What the task requires:
From the listing below, pick out each line with the word "description".

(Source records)
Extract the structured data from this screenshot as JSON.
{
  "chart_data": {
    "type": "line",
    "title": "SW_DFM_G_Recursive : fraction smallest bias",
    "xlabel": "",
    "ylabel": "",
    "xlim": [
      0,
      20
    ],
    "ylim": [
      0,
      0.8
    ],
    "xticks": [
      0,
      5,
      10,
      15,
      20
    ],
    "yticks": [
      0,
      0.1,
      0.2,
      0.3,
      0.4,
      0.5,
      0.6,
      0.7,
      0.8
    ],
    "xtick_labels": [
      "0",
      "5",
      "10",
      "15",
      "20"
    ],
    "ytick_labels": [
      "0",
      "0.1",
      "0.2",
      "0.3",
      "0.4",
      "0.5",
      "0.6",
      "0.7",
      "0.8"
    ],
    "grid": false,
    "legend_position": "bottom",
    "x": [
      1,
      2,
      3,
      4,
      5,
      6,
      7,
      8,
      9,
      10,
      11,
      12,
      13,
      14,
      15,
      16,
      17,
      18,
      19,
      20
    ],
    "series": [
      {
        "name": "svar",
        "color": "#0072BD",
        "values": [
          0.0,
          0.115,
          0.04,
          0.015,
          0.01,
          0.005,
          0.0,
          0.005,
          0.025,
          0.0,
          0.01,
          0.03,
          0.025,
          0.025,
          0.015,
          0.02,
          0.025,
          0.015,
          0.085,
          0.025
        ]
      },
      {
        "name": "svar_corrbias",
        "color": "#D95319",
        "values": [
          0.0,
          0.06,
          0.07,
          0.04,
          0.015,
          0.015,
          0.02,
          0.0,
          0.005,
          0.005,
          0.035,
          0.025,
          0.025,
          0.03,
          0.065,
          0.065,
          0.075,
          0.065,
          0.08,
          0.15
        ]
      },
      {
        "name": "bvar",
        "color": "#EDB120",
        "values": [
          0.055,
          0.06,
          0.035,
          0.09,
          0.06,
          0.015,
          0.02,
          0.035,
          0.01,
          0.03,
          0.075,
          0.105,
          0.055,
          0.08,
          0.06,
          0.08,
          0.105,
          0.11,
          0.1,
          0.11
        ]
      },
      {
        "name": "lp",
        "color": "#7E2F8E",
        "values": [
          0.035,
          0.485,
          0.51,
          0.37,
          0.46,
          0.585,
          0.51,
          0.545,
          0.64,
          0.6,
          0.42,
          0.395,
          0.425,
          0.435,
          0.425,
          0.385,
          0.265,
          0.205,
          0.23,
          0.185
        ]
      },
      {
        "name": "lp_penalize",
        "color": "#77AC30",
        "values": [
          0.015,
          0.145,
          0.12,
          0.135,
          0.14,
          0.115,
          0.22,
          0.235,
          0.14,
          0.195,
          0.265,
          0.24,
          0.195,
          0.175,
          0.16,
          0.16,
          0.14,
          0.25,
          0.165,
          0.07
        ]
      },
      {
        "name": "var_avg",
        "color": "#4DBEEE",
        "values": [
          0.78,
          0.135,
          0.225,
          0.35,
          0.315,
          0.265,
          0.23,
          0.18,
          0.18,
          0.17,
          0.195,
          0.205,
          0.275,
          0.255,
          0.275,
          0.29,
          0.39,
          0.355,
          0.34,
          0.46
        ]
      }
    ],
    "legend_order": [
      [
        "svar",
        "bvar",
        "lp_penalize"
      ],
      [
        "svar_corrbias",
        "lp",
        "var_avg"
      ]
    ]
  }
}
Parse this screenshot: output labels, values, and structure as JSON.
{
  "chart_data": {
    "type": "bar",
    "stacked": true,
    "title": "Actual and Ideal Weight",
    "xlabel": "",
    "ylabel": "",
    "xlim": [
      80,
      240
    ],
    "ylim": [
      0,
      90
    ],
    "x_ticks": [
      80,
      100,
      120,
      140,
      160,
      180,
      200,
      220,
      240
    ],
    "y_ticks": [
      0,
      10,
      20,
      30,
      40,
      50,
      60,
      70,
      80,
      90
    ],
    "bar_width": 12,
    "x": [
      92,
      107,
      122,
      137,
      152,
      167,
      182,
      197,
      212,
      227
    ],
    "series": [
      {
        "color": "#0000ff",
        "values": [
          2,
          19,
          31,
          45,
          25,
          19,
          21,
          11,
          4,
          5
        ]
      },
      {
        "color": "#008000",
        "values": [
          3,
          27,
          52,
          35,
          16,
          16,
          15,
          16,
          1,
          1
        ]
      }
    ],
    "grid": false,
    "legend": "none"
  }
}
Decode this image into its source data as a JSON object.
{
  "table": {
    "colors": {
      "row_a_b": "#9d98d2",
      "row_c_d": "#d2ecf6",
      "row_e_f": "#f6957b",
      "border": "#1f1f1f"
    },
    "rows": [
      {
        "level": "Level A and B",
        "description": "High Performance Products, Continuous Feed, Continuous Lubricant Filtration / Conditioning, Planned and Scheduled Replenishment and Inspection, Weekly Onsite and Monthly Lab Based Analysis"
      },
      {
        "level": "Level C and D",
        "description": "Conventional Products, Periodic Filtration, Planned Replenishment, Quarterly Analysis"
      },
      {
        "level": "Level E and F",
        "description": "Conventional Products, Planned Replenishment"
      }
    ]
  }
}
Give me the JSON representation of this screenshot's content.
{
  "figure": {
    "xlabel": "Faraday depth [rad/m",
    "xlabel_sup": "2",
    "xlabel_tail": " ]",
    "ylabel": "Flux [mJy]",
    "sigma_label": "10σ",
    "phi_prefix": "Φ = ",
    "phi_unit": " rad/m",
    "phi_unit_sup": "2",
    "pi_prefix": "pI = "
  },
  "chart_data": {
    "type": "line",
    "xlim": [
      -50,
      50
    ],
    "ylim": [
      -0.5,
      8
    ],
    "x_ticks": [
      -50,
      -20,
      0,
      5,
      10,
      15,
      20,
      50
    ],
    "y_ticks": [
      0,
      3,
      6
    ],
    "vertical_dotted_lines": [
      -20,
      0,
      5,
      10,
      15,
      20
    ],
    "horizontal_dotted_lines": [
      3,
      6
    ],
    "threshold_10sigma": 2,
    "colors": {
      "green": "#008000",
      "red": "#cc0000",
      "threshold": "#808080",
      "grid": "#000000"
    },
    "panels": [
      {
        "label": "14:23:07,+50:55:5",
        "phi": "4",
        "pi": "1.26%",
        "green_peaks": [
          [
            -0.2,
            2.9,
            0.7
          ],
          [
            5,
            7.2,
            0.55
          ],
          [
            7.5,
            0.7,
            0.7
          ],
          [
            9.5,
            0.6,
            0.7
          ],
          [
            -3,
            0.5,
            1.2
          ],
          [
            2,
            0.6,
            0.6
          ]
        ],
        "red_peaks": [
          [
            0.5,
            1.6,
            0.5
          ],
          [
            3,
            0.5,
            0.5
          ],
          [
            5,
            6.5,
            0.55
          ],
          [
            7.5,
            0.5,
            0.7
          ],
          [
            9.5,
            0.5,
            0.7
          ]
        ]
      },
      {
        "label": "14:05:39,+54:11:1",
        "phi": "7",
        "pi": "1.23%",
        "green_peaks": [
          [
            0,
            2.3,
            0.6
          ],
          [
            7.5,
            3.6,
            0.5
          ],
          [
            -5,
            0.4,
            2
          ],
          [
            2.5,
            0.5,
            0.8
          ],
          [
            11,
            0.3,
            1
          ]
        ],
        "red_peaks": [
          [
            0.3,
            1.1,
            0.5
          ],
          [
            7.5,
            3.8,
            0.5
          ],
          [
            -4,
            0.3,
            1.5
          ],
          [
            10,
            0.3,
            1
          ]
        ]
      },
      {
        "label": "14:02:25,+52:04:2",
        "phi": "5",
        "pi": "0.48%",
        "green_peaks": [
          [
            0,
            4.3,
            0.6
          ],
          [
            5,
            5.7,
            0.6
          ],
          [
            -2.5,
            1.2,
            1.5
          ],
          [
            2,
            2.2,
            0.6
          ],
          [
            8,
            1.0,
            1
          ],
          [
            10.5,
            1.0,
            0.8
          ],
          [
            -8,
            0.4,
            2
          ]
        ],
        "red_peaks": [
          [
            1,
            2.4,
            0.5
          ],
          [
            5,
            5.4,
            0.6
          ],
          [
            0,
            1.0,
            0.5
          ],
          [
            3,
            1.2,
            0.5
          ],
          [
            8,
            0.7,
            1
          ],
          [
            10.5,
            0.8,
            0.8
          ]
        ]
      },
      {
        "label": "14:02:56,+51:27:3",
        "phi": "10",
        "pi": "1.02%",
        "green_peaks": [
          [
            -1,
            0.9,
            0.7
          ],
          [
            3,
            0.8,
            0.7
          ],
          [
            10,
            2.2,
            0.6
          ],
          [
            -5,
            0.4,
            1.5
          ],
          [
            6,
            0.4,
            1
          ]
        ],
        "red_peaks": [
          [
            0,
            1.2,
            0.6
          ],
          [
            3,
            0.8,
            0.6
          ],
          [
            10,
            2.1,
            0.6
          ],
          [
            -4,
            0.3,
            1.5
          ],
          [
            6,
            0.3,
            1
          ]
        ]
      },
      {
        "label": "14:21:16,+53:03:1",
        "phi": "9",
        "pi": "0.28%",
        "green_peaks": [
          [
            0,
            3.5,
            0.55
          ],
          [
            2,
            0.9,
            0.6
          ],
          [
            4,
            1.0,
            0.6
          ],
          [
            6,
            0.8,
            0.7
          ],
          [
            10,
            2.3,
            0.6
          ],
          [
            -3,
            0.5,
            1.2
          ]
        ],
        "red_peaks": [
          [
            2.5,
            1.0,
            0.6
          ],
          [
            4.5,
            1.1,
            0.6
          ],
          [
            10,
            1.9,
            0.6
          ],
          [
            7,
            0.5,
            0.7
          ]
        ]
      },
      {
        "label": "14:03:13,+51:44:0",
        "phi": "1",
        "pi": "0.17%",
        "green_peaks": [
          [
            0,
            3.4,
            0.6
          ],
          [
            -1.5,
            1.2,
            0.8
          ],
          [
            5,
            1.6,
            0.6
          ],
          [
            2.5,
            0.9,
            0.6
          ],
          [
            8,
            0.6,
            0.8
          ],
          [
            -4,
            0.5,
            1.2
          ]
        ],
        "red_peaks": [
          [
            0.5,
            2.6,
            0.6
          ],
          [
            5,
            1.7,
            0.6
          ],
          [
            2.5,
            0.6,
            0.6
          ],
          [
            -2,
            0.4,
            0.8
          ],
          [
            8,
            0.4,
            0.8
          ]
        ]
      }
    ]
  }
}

Exercise result:
        "description": "High Performance Products, Continuous Feed, Continuous Lubricant Filtration / Conditioning, Planned and Scheduled Replenishment and Inspection, Weekly Onsite and Monthly Lab Based Analysis"
        "description": "Conventional Products, Periodic Filtration, Planned Replenishment, Quarterly Analysis"
        "description": "Conventional Products, Planned Replenishment"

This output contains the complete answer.